STATED GOAL: Reproduce the listing exactly, with no pictures in your copy.

(Rows from a figure dataset)
******
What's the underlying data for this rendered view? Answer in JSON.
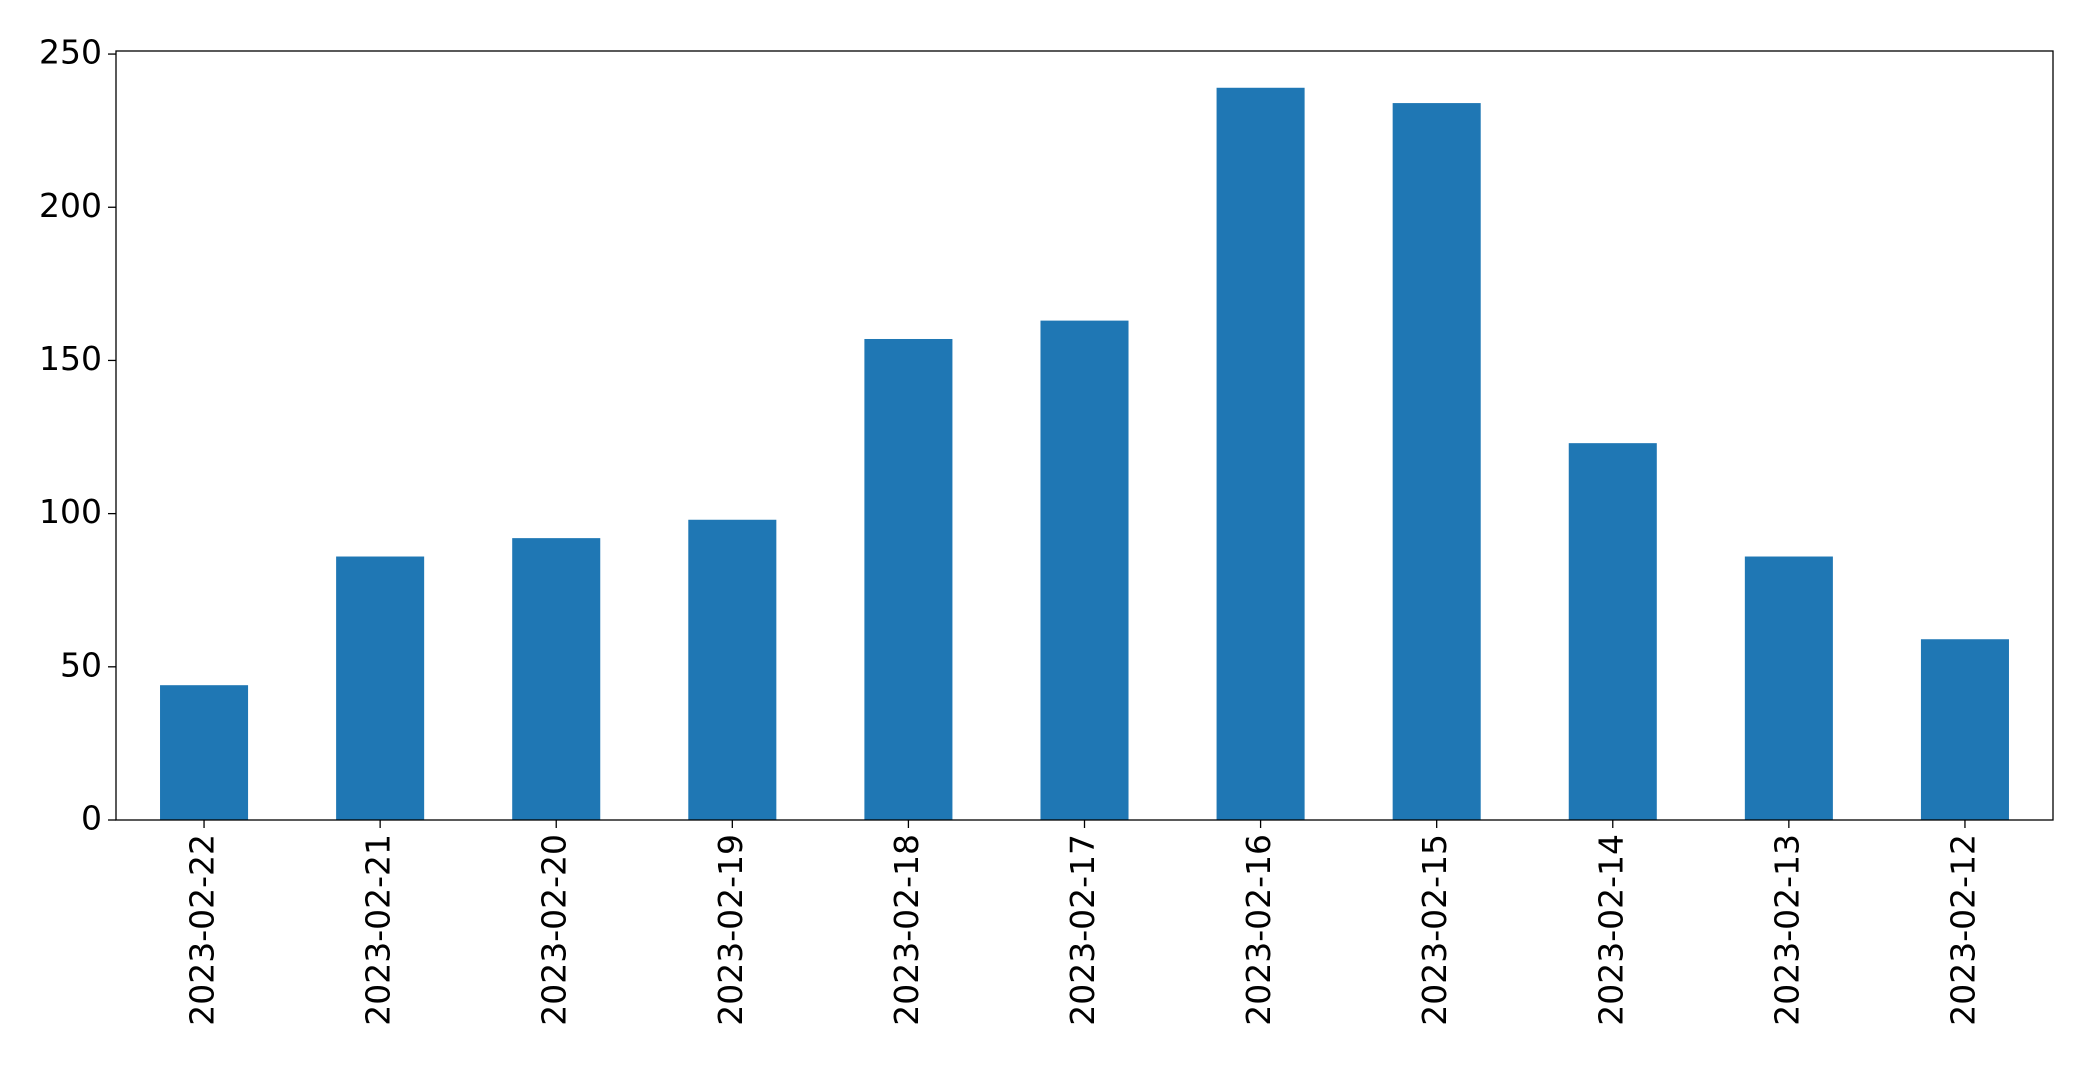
{
  "chart_data": {
    "type": "bar",
    "categories": [
      "2023-02-22",
      "2023-02-21",
      "2023-02-20",
      "2023-02-19",
      "2023-02-18",
      "2023-02-17",
      "2023-02-16",
      "2023-02-15",
      "2023-02-14",
      "2023-02-13",
      "2023-02-12"
    ],
    "values": [
      44,
      86,
      92,
      98,
      157,
      163,
      239,
      234,
      123,
      86,
      59
    ],
    "color": "#1f77b4",
    "ylim": [
      0,
      251
    ],
    "yticks": [
      0,
      50,
      100,
      150,
      200,
      250
    ],
    "grid": false
  }
}
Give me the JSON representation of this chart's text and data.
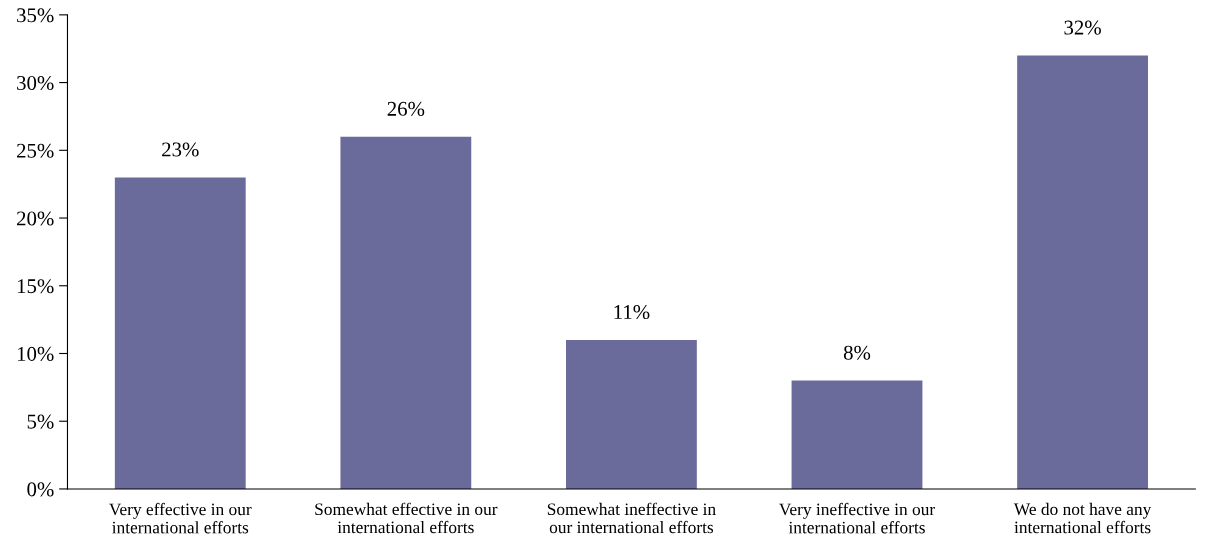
******
PROBLEM SOLUTION:
What's the underlying data for this rendered view? Answer in JSON.
{
  "chart_data": {
    "type": "bar",
    "categories": [
      "2023-02-22",
      "2023-02-21",
      "2023-02-20",
      "2023-02-19",
      "2023-02-18",
      "2023-02-17",
      "2023-02-16",
      "2023-02-15",
      "2023-02-14",
      "2023-02-13",
      "2023-02-12"
    ],
    "values": [
      44,
      86,
      92,
      98,
      157,
      163,
      239,
      234,
      123,
      86,
      59
    ],
    "color": "#1f77b4",
    "ylim": [
      0,
      251
    ],
    "yticks": [
      0,
      50,
      100,
      150,
      200,
      250
    ],
    "grid": false
  }
}
Give me the JSON representation of this chart's text and data.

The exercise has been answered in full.